- _PROBLEM_
Show every line where "text" occurs.

--- START OF MATERIAL TO PROCESS ---

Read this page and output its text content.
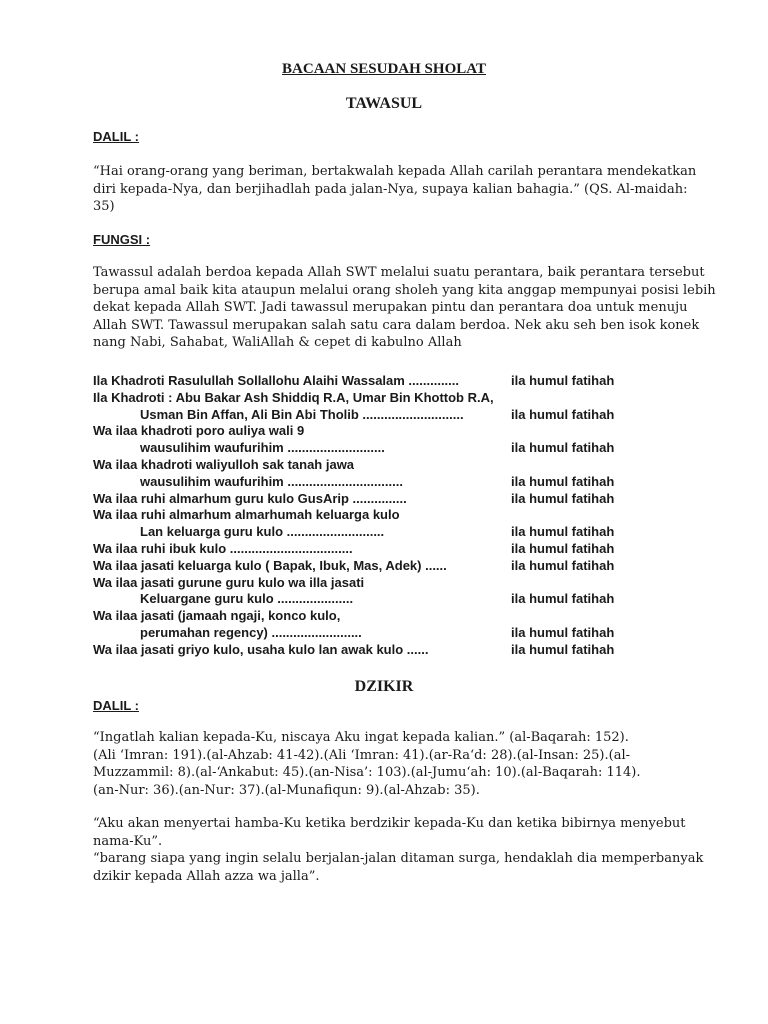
BACAAN SESUDAH SHOLAT
TAWASUL
DALIL :
“Hai orang-orang yang beriman, bertakwalah kepada Allah carilah perantara mendekatkan
diri kepada-Nya, dan berjihadlah pada jalan-Nya, supaya kalian bahagia.” (QS. Al-maidah:
35)
FUNGSI :
Tawassul adalah berdoa kepada Allah SWT melalui suatu perantara, baik perantara tersebut
berupa amal baik kita ataupun melalui orang sholeh yang kita anggap mempunyai posisi lebih
dekat kepada Allah SWT. Jadi tawassul merupakan pintu dan perantara doa untuk menuju
Allah SWT. Tawassul merupakan salah satu cara dalam berdoa. Nek aku seh ben isok konek
nang Nabi, Sahabat, WaliAllah & cepet di kabulno Allah
Ila Khadroti Rasulullah Sollallohu Alaihi Wassalam ..............	ila humul fatihah
Ila Khadroti : Abu Bakar Ash Shiddiq R.A, Umar Bin Khottob R.A,
Usman Bin Affan, Ali Bin Abi Tholib ............................	ila humul fatihah
Wa ilaa khadroti poro auliya wali 9
wausulihim waufurihim ...........................	ila humul fatihah
Wa ilaa khadroti waliyulloh sak tanah jawa
wausulihim waufurihim ................................	ila humul fatihah
Wa ilaa ruhi almarhum guru kulo GusArip ...............	ila humul fatihah
Wa ilaa ruhi almarhum almarhumah keluarga kulo
Lan keluarga guru kulo ...........................	ila humul fatihah
Wa ilaa ruhi ibuk kulo ..................................	ila humul fatihah
Wa ilaa jasati keluarga kulo ( Bapak, Ibuk, Mas, Adek) ......	ila humul fatihah
Wa ilaa jasati gurune guru kulo wa illa jasati
Keluargane guru kulo .....................	ila humul fatihah
Wa ilaa jasati (jamaah ngaji, konco kulo,
perumahan regency) .........................	ila humul fatihah
Wa ilaa jasati griyo kulo, usaha kulo lan awak kulo ......	ila humul fatihah
DZIKIR
DALIL :
“Ingatlah kalian kepada-Ku, niscaya Aku ingat kepada kalian.” (al-Baqarah: 152).
(Ali ‘Imran: 191).(al-Ahzab: 41-42).(Ali ‘Imran: 41).(ar-Ra‘d: 28).(al-Insan: 25).(al-
Muzzammil: 8).(al-‘Ankabut: 45).(an-Nisa’: 103).(al-Jumu‘ah: 10).(al-Baqarah: 114).
(an-Nur: 36).(an-Nur: 37).(al-Munafiqun: 9).(al-Ahzab: 35).
“Aku akan menyertai hamba-Ku ketika berdzikir kepada-Ku dan ketika bibirnya menyebut
nama-Ku”.
“barang siapa yang ingin selalu berjalan-jalan ditaman surga, hendaklah dia memperbanyak
dzikir kepada Allah azza wa jalla”.
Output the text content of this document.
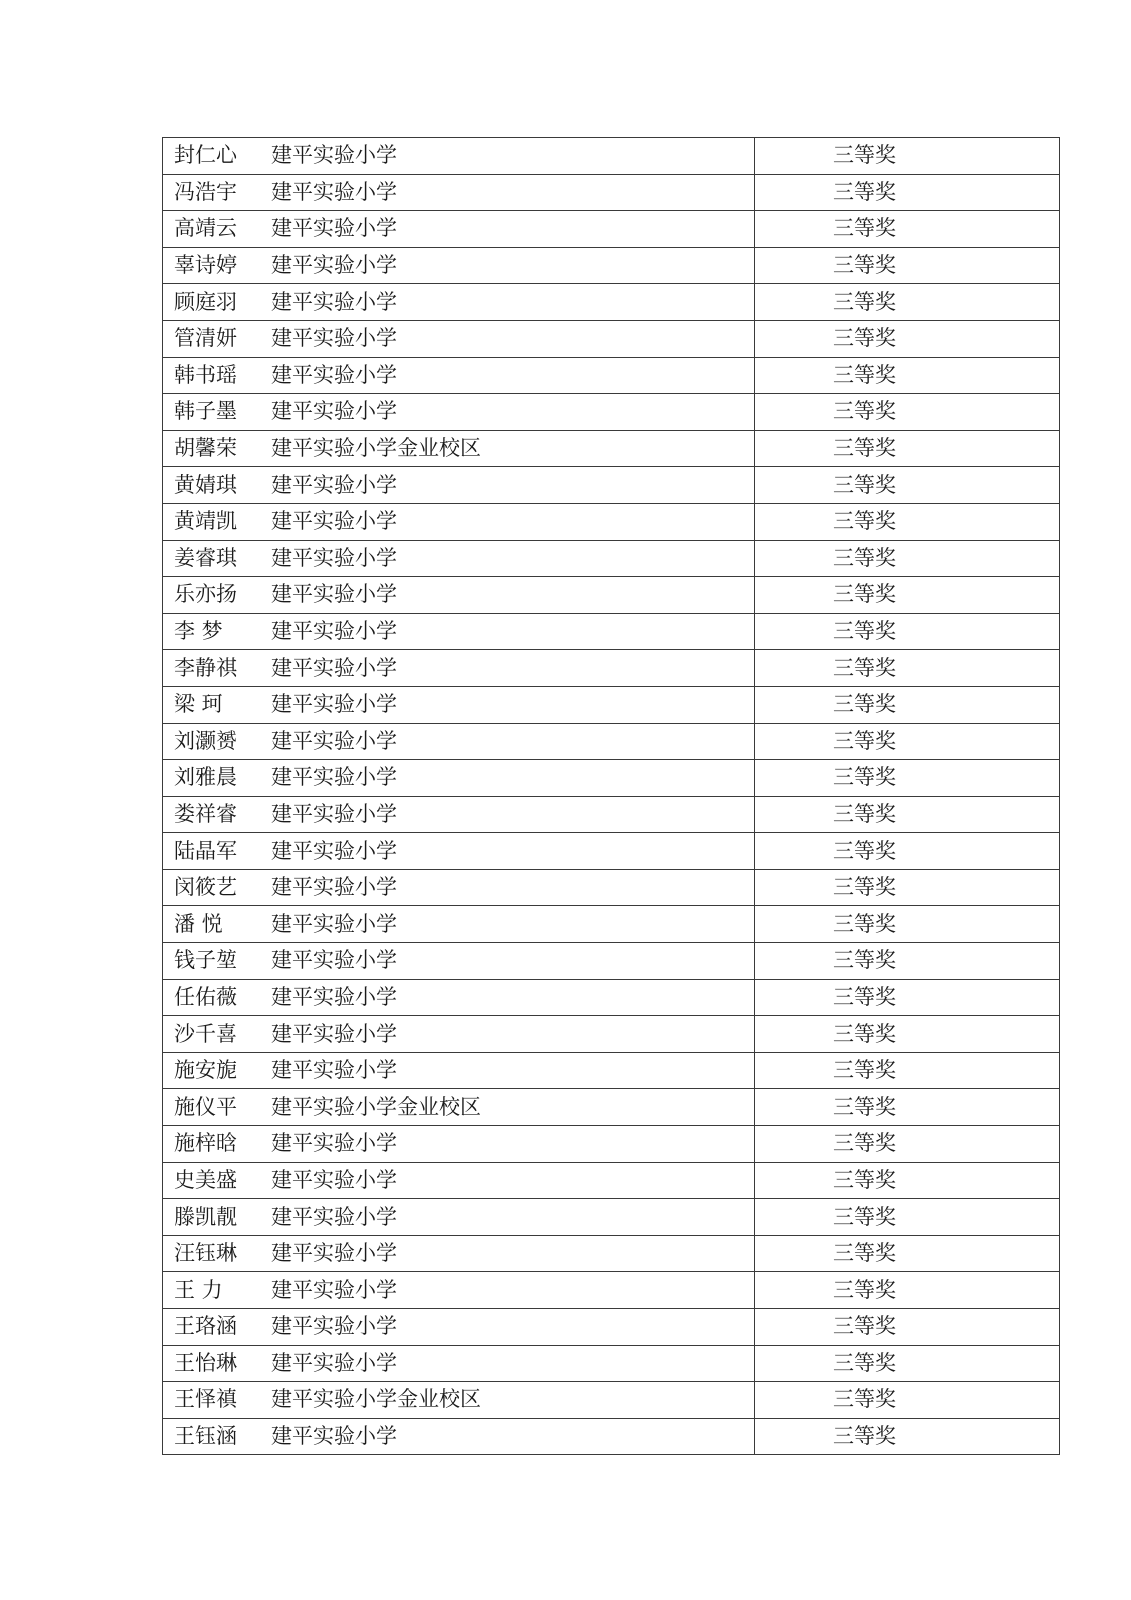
封仁心 建平实验小学	三等奖
冯浩宇 建平实验小学	三等奖
高靖云 建平实验小学	三等奖
辜诗婷 建平实验小学	三等奖
顾庭羽 建平实验小学	三等奖
管清妍 建平实验小学	三等奖
韩书瑶 建平实验小学	三等奖
韩子墨 建平实验小学	三等奖
胡馨荣 建平实验小学金业校区	三等奖
黄婧琪 建平实验小学	三等奖
黄靖凯 建平实验小学	三等奖
姜睿琪 建平实验小学	三等奖
乐亦扬 建平实验小学	三等奖
李 梦 建平实验小学	三等奖
李静祺 建平实验小学	三等奖
梁 珂 建平实验小学	三等奖
刘灏赟 建平实验小学	三等奖
刘雅晨 建平实验小学	三等奖
娄祥睿 建平实验小学	三等奖
陆晶军 建平实验小学	三等奖
闵筱艺 建平实验小学	三等奖
潘 悦 建平实验小学	三等奖
钱子堃 建平实验小学	三等奖
任佑薇 建平实验小学	三等奖
沙千喜 建平实验小学	三等奖
施安旎 建平实验小学	三等奖
施仪平 建平实验小学金业校区	三等奖
施梓晗 建平实验小学	三等奖
史美盛 建平实验小学	三等奖
滕凯靓 建平实验小学	三等奖
汪钰琳 建平实验小学	三等奖
王 力 建平实验小学	三等奖
王珞涵 建平实验小学	三等奖
王怡琳 建平实验小学	三等奖
王怿禛 建平实验小学金业校区	三等奖
王钰涵 建平实验小学	三等奖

--- END OF MATERIAL TO PROCESS ---

- _OUTPUT OF THE EXERCISE_
Read this page and output its text content.
Output the text content of this document.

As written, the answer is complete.